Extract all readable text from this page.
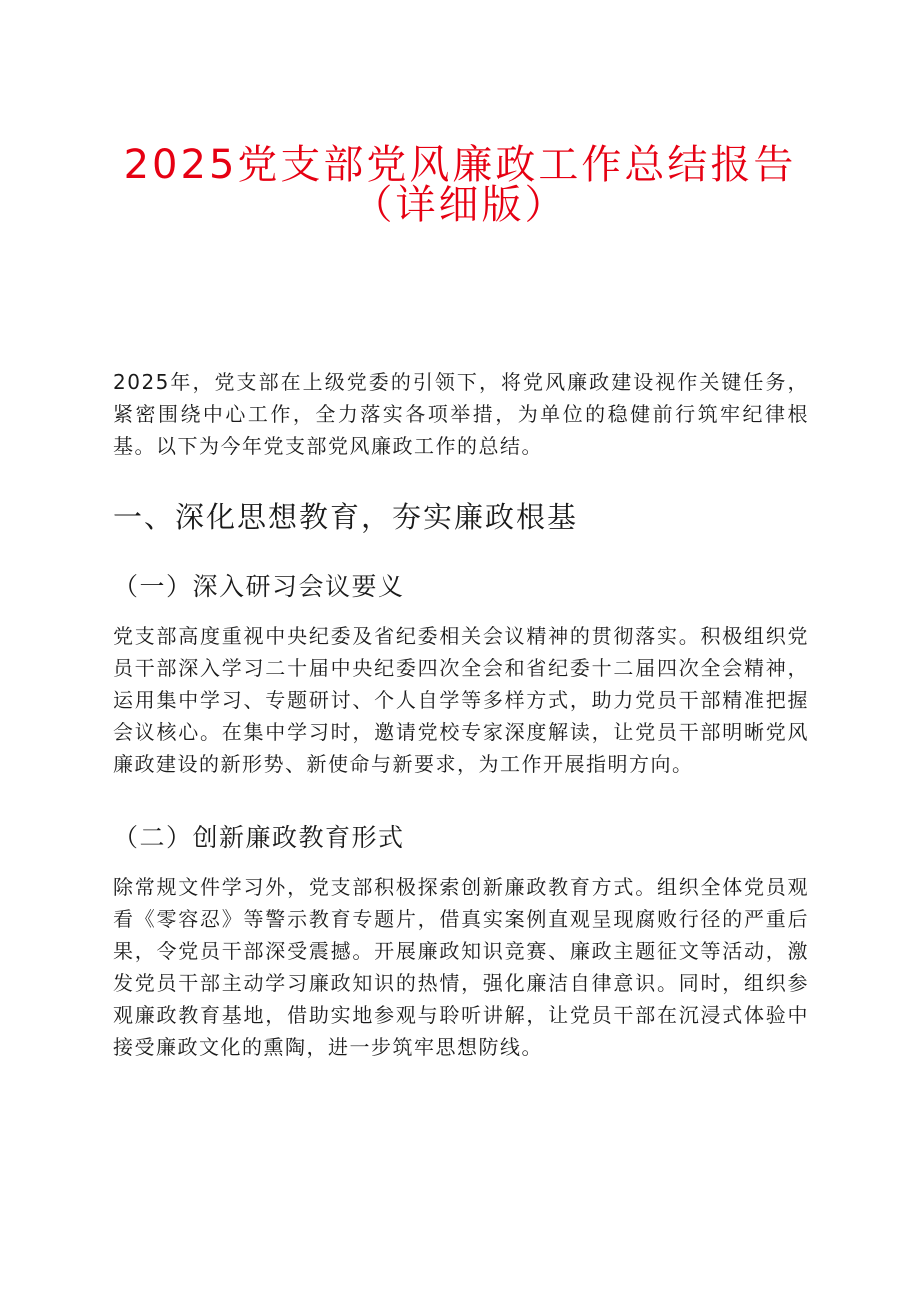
2025党支部党风廉政工作总结报告
（详细版）

2025年，党支部在上级党委的引领下，将党风廉政建设视作关键任务，紧密围绕中心工作，全力落实各项举措，为单位的稳健前行筑牢纪律根基。以下为今年党支部党风廉政工作的总结。

一、深化思想教育，夯实廉政根基
（一）深入研习会议要义

党支部高度重视中央纪委及省纪委相关会议精神的贯彻落实。积极组织党员干部深入学习二十届中央纪委四次全会和省纪委十二届四次全会精神，运用集中学习、专题研讨、个人自学等多样方式，助力党员干部精准把握会议核心。在集中学习时，邀请党校专家深度解读，让党员干部明晰党风廉政建设的新形势、新使命与新要求，为工作开展指明方向。

（二）创新廉政教育形式

除常规文件学习外，党支部积极探索创新廉政教育方式。组织全体党员观看《零容忍》等警示教育专题片，借真实案例直观呈现腐败行径的严重后果，令党员干部深受震撼。开展廉政知识竞赛、廉政主题征文等活动，激发党员干部主动学习廉政知识的热情，强化廉洁自律意识。同时，组织参观廉政教育基地，借助实地参观与聆听讲解，让党员干部在沉浸式体验中接受廉政文化的熏陶，进一步筑牢思想防线。
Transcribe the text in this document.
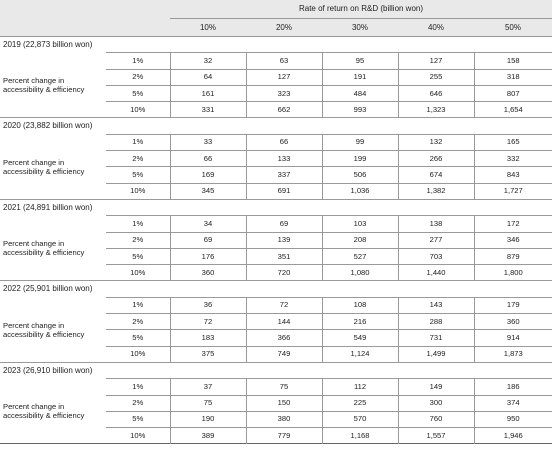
		Rate of return on R&D (billion won)				
		10%	20%	30%	40%	50%
2019 (22,873 billion won)						
Percent change in accessibility & efficiency	1%	32	63	95	127	158
	2%	64	127	191	255	318
	5%	161	323	484	646	807
	10%	331	662	993	1,323	1,654
2020 (23,882 billion won)						
Percent change in accessibility & efficiency	1%	33	66	99	132	165
	2%	66	133	199	266	332
	5%	169	337	506	674	843
	10%	345	691	1,036	1,382	1,727
2021 (24,891 billion won)						
Percent change in accessibility & efficiency	1%	34	69	103	138	172
	2%	69	139	208	277	346
	5%	176	351	527	703	879
	10%	360	720	1,080	1,440	1,800
2022 (25,901 billion won)						
Percent change in accessibility & efficiency	1%	36	72	108	143	179
	2%	72	144	216	288	360
	5%	183	366	549	731	914
	10%	375	749	1,124	1,499	1,873
2023 (26,910 billion won)						
Percent change in accessibility & efficiency	1%	37	75	112	149	186
	2%	75	150	225	300	374
	5%	190	380	570	760	950
	10%	389	779	1,168	1,557	1,946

-- -- --

## Description of the task:
Output each line exactly; omit every picture.

## Result below:
Extract all readable text from this page.
2025党支部党风廉政工作总结报告
（详细版）

2025年，党支部在上级党委的引领下，将党风廉政建设视作关键任务，紧密围绕中心工作，全力落实各项举措，为单位的稳健前行筑牢纪律根基。以下为今年党支部党风廉政工作的总结。

一、深化思想教育，夯实廉政根基
（一）深入研习会议要义

党支部高度重视中央纪委及省纪委相关会议精神的贯彻落实。积极组织党员干部深入学习二十届中央纪委四次全会和省纪委十二届四次全会精神，运用集中学习、专题研讨、个人自学等多样方式，助力党员干部精准把握会议核心。在集中学习时，邀请党校专家深度解读，让党员干部明晰党风廉政建设的新形势、新使命与新要求，为工作开展指明方向。

（二）创新廉政教育形式

除常规文件学习外，党支部积极探索创新廉政教育方式。组织全体党员观看《零容忍》等警示教育专题片，借真实案例直观呈现腐败行径的严重后果，令党员干部深受震撼。开展廉政知识竞赛、廉政主题征文等活动，激发党员干部主动学习廉政知识的热情，强化廉洁自律意识。同时，组织参观廉政教育基地，借助实地参观与聆听讲解，让党员干部在沉浸式体验中接受廉政文化的熏陶，进一步筑牢思想防线。
Transcribe the text in this document.
		Rate of return on R&D (billion won)				
		10%	20%	30%	40%	50%
2019 (22,873 billion won)						
Percent change in accessibility & efficiency	1%	32	63	95	127	158
	2%	64	127	191	255	318
	5%	161	323	484	646	807
	10%	331	662	993	1,323	1,654
2020 (23,882 billion won)						
Percent change in accessibility & efficiency	1%	33	66	99	132	165
	2%	66	133	199	266	332
	5%	169	337	506	674	843
	10%	345	691	1,036	1,382	1,727
2021 (24,891 billion won)						
Percent change in accessibility & efficiency	1%	34	69	103	138	172
	2%	69	139	208	277	346
	5%	176	351	527	703	879
	10%	360	720	1,080	1,440	1,800
2022 (25,901 billion won)						
Percent change in accessibility & efficiency	1%	36	72	108	143	179
	2%	72	144	216	288	360
	5%	183	366	549	731	914
	10%	375	749	1,124	1,499	1,873
2023 (26,910 billion won)						
Percent change in accessibility & efficiency	1%	37	75	112	149	186
	2%	75	150	225	300	374
	5%	190	380	570	760	950
	10%	389	779	1,168	1,557	1,946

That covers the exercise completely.